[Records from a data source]
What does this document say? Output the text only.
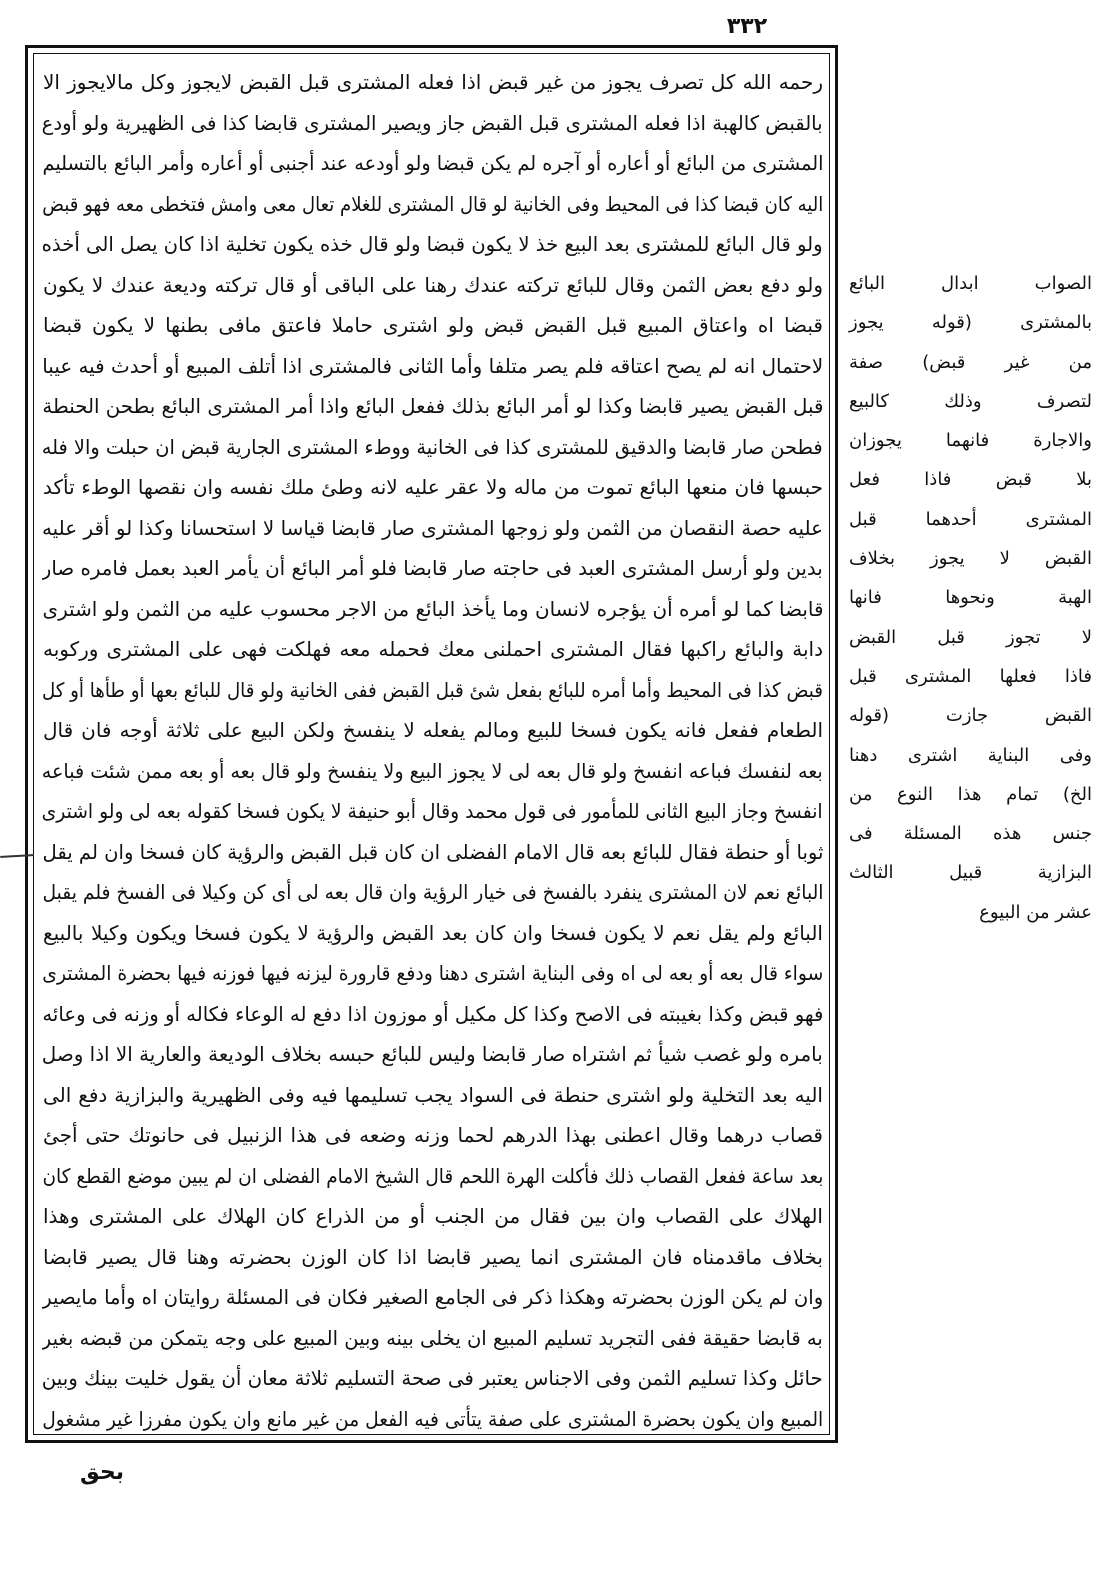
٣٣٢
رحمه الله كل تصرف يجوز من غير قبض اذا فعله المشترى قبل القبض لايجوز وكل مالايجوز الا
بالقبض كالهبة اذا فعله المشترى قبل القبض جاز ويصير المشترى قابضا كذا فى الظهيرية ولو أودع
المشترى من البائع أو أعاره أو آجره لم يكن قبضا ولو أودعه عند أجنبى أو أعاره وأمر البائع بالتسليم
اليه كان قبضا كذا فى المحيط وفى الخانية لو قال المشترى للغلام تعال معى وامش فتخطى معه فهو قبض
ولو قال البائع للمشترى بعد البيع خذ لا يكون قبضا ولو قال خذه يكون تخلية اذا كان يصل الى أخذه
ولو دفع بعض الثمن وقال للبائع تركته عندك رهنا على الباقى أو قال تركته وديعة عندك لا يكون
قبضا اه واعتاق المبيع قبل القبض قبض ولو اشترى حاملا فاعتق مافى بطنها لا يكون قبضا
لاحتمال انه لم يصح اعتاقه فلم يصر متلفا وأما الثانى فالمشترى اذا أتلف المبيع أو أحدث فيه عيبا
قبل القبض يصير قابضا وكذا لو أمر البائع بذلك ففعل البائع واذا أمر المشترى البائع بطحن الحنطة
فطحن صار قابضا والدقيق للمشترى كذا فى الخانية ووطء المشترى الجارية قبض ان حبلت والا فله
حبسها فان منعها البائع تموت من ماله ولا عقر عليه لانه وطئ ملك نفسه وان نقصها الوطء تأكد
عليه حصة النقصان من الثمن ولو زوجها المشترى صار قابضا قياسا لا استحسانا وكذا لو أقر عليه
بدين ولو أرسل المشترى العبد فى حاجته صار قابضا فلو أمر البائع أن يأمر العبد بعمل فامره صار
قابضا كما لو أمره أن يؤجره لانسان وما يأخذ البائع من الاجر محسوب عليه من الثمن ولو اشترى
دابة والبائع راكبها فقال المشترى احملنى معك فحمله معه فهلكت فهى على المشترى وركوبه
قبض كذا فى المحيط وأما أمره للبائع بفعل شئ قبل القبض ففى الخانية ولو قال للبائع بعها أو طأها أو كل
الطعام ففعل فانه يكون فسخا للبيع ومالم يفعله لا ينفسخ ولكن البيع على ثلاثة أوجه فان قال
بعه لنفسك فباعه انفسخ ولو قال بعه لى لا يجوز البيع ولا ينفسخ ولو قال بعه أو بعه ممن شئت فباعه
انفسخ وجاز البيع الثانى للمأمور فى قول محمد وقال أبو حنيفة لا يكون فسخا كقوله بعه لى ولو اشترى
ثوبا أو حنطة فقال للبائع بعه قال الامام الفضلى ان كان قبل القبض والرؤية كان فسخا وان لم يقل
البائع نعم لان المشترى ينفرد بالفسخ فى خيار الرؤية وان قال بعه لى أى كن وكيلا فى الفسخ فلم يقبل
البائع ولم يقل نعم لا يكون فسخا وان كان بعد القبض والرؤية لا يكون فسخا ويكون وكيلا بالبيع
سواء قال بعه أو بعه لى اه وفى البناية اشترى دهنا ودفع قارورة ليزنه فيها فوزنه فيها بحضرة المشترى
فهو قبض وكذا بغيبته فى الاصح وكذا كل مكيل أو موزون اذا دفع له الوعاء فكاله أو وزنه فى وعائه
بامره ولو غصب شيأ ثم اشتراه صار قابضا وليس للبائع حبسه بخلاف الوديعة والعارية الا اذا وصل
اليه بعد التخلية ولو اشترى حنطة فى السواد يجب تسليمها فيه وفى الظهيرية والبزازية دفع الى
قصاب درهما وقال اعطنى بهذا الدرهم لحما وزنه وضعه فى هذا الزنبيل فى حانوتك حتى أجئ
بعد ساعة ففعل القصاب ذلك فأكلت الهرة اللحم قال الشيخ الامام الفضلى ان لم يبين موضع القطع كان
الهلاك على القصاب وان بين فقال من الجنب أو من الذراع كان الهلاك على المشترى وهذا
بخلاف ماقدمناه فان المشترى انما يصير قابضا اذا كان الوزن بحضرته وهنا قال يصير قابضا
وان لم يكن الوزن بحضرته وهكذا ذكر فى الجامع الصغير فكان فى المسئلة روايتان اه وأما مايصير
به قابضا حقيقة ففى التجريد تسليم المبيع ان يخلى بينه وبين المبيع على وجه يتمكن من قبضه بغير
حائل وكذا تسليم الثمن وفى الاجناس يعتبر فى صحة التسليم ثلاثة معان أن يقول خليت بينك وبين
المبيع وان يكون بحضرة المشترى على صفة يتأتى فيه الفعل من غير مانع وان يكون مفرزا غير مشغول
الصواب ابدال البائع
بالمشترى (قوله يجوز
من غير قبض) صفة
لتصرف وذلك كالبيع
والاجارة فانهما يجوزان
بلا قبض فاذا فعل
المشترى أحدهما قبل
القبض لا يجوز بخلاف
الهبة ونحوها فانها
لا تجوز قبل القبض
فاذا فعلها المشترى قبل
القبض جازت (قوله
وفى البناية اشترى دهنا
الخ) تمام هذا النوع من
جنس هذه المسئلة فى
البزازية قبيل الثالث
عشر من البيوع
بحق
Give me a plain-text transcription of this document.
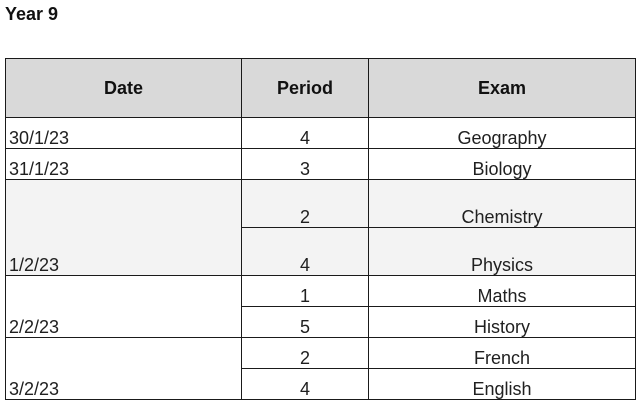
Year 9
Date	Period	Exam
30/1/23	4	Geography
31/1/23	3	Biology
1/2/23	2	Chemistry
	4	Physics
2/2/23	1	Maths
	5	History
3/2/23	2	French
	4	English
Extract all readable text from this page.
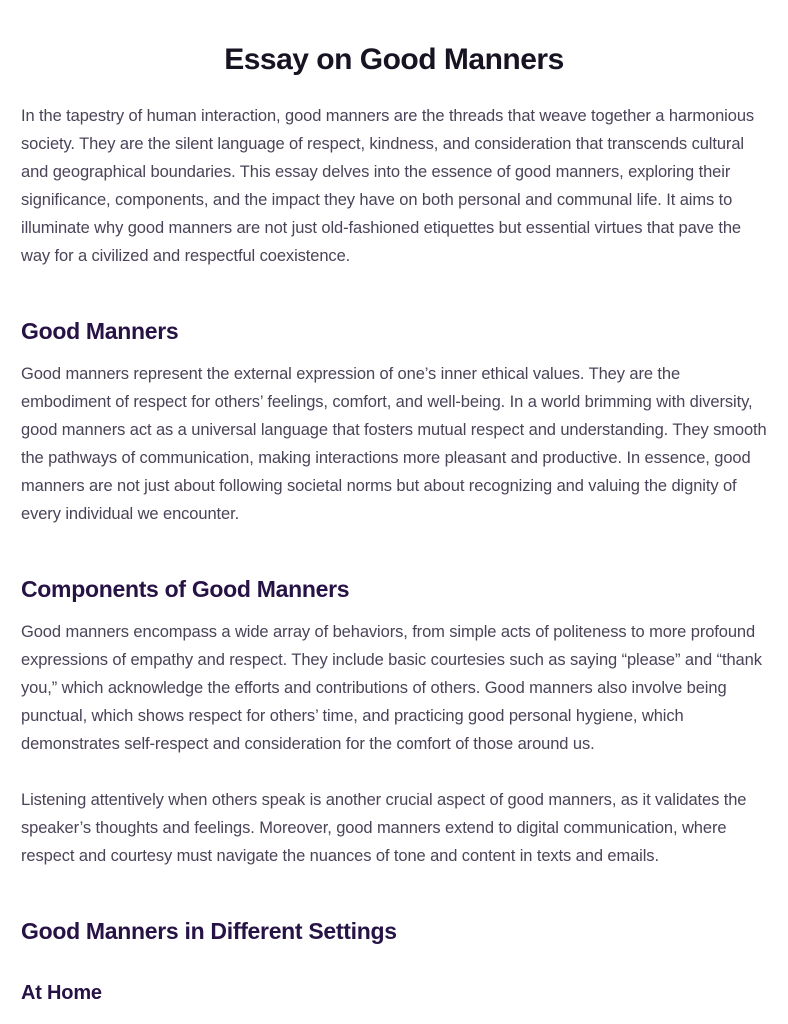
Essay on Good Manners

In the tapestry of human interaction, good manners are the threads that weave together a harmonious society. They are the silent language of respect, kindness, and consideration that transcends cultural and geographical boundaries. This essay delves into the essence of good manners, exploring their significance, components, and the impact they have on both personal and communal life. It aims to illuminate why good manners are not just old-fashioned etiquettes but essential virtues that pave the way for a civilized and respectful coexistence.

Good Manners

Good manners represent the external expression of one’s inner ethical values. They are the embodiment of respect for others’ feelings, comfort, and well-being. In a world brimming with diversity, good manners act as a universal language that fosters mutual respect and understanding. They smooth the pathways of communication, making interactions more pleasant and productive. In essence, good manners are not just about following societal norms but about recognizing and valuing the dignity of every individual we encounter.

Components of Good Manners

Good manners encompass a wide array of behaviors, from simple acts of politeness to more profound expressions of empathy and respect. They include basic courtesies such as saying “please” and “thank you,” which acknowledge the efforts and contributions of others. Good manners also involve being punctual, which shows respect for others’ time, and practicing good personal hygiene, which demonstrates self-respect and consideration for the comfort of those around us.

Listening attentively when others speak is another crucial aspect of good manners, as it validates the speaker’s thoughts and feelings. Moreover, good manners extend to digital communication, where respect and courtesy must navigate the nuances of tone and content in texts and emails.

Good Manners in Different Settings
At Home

▶ AIM
Repeat the material verbatim. Do not carry over any picture.

▶ EXERCISE SOLUTION
What does this document say? Output the text only.
٣٣٢
رحمه الله كل تصرف يجوز من غير قبض اذا فعله المشترى قبل القبض لايجوز وكل مالايجوز الا
بالقبض كالهبة اذا فعله المشترى قبل القبض جاز ويصير المشترى قابضا كذا فى الظهيرية ولو أودع
المشترى من البائع أو أعاره أو آجره لم يكن قبضا ولو أودعه عند أجنبى أو أعاره وأمر البائع بالتسليم
اليه كان قبضا كذا فى المحيط وفى الخانية لو قال المشترى للغلام تعال معى وامش فتخطى معه فهو قبض
ولو قال البائع للمشترى بعد البيع خذ لا يكون قبضا ولو قال خذه يكون تخلية اذا كان يصل الى أخذه
ولو دفع بعض الثمن وقال للبائع تركته عندك رهنا على الباقى أو قال تركته وديعة عندك لا يكون
قبضا اه واعتاق المبيع قبل القبض قبض ولو اشترى حاملا فاعتق مافى بطنها لا يكون قبضا
لاحتمال انه لم يصح اعتاقه فلم يصر متلفا وأما الثانى فالمشترى اذا أتلف المبيع أو أحدث فيه عيبا
قبل القبض يصير قابضا وكذا لو أمر البائع بذلك ففعل البائع واذا أمر المشترى البائع بطحن الحنطة
فطحن صار قابضا والدقيق للمشترى كذا فى الخانية ووطء المشترى الجارية قبض ان حبلت والا فله
حبسها فان منعها البائع تموت من ماله ولا عقر عليه لانه وطئ ملك نفسه وان نقصها الوطء تأكد
عليه حصة النقصان من الثمن ولو زوجها المشترى صار قابضا قياسا لا استحسانا وكذا لو أقر عليه
بدين ولو أرسل المشترى العبد فى حاجته صار قابضا فلو أمر البائع أن يأمر العبد بعمل فامره صار
قابضا كما لو أمره أن يؤجره لانسان وما يأخذ البائع من الاجر محسوب عليه من الثمن ولو اشترى
دابة والبائع راكبها فقال المشترى احملنى معك فحمله معه فهلكت فهى على المشترى وركوبه
قبض كذا فى المحيط وأما أمره للبائع بفعل شئ قبل القبض ففى الخانية ولو قال للبائع بعها أو طأها أو كل
الطعام ففعل فانه يكون فسخا للبيع ومالم يفعله لا ينفسخ ولكن البيع على ثلاثة أوجه فان قال
بعه لنفسك فباعه انفسخ ولو قال بعه لى لا يجوز البيع ولا ينفسخ ولو قال بعه أو بعه ممن شئت فباعه
انفسخ وجاز البيع الثانى للمأمور فى قول محمد وقال أبو حنيفة لا يكون فسخا كقوله بعه لى ولو اشترى
ثوبا أو حنطة فقال للبائع بعه قال الامام الفضلى ان كان قبل القبض والرؤية كان فسخا وان لم يقل
البائع نعم لان المشترى ينفرد بالفسخ فى خيار الرؤية وان قال بعه لى أى كن وكيلا فى الفسخ فلم يقبل
البائع ولم يقل نعم لا يكون فسخا وان كان بعد القبض والرؤية لا يكون فسخا ويكون وكيلا بالبيع
سواء قال بعه أو بعه لى اه وفى البناية اشترى دهنا ودفع قارورة ليزنه فيها فوزنه فيها بحضرة المشترى
فهو قبض وكذا بغيبته فى الاصح وكذا كل مكيل أو موزون اذا دفع له الوعاء فكاله أو وزنه فى وعائه
بامره ولو غصب شيأ ثم اشتراه صار قابضا وليس للبائع حبسه بخلاف الوديعة والعارية الا اذا وصل
اليه بعد التخلية ولو اشترى حنطة فى السواد يجب تسليمها فيه وفى الظهيرية والبزازية دفع الى
قصاب درهما وقال اعطنى بهذا الدرهم لحما وزنه وضعه فى هذا الزنبيل فى حانوتك حتى أجئ
بعد ساعة ففعل القصاب ذلك فأكلت الهرة اللحم قال الشيخ الامام الفضلى ان لم يبين موضع القطع كان
الهلاك على القصاب وان بين فقال من الجنب أو من الذراع كان الهلاك على المشترى وهذا
بخلاف ماقدمناه فان المشترى انما يصير قابضا اذا كان الوزن بحضرته وهنا قال يصير قابضا
وان لم يكن الوزن بحضرته وهكذا ذكر فى الجامع الصغير فكان فى المسئلة روايتان اه وأما مايصير
به قابضا حقيقة ففى التجريد تسليم المبيع ان يخلى بينه وبين المبيع على وجه يتمكن من قبضه بغير
حائل وكذا تسليم الثمن وفى الاجناس يعتبر فى صحة التسليم ثلاثة معان أن يقول خليت بينك وبين
المبيع وان يكون بحضرة المشترى على صفة يتأتى فيه الفعل من غير مانع وان يكون مفرزا غير مشغول
الصواب ابدال البائع
بالمشترى (قوله يجوز
من غير قبض) صفة
لتصرف وذلك كالبيع
والاجارة فانهما يجوزان
بلا قبض فاذا فعل
المشترى أحدهما قبل
القبض لا يجوز بخلاف
الهبة ونحوها فانها
لا تجوز قبل القبض
فاذا فعلها المشترى قبل
القبض جازت (قوله
وفى البناية اشترى دهنا
الخ) تمام هذا النوع من
جنس هذه المسئلة فى
البزازية قبيل الثالث
عشر من البيوع
بحق
Give me a plain-text transcription of this document.
Year 9
Date	Period	Exam
30/1/23	4	Geography
31/1/23	3	Biology
1/2/23	2	Chemistry
	4	Physics
2/2/23	1	Maths
	5	History
3/2/23	2	French
	4	English
Extract all readable text from this page.
Essay on Good Manners

In the tapestry of human interaction, good manners are the threads that weave together a harmonious society. They are the silent language of respect, kindness, and consideration that transcends cultural and geographical boundaries. This essay delves into the essence of good manners, exploring their significance, components, and the impact they have on both personal and communal life. It aims to illuminate why good manners are not just old-fashioned etiquettes but essential virtues that pave the way for a civilized and respectful coexistence.

Good Manners

Good manners represent the external expression of one’s inner ethical values. They are the embodiment of respect for others’ feelings, comfort, and well-being. In a world brimming with diversity, good manners act as a universal language that fosters mutual respect and understanding. They smooth the pathways of communication, making interactions more pleasant and productive. In essence, good manners are not just about following societal norms but about recognizing and valuing the dignity of every individual we encounter.

Components of Good Manners

Good manners encompass a wide array of behaviors, from simple acts of politeness to more profound expressions of empathy and respect. They include basic courtesies such as saying “please” and “thank you,” which acknowledge the efforts and contributions of others. Good manners also involve being punctual, which shows respect for others’ time, and practicing good personal hygiene, which demonstrates self-respect and consideration for the comfort of those around us.

Listening attentively when others speak is another crucial aspect of good manners, as it validates the speaker’s thoughts and feelings. Moreover, good manners extend to digital communication, where respect and courtesy must navigate the nuances of tone and content in texts and emails.

Good Manners in Different Settings
At Home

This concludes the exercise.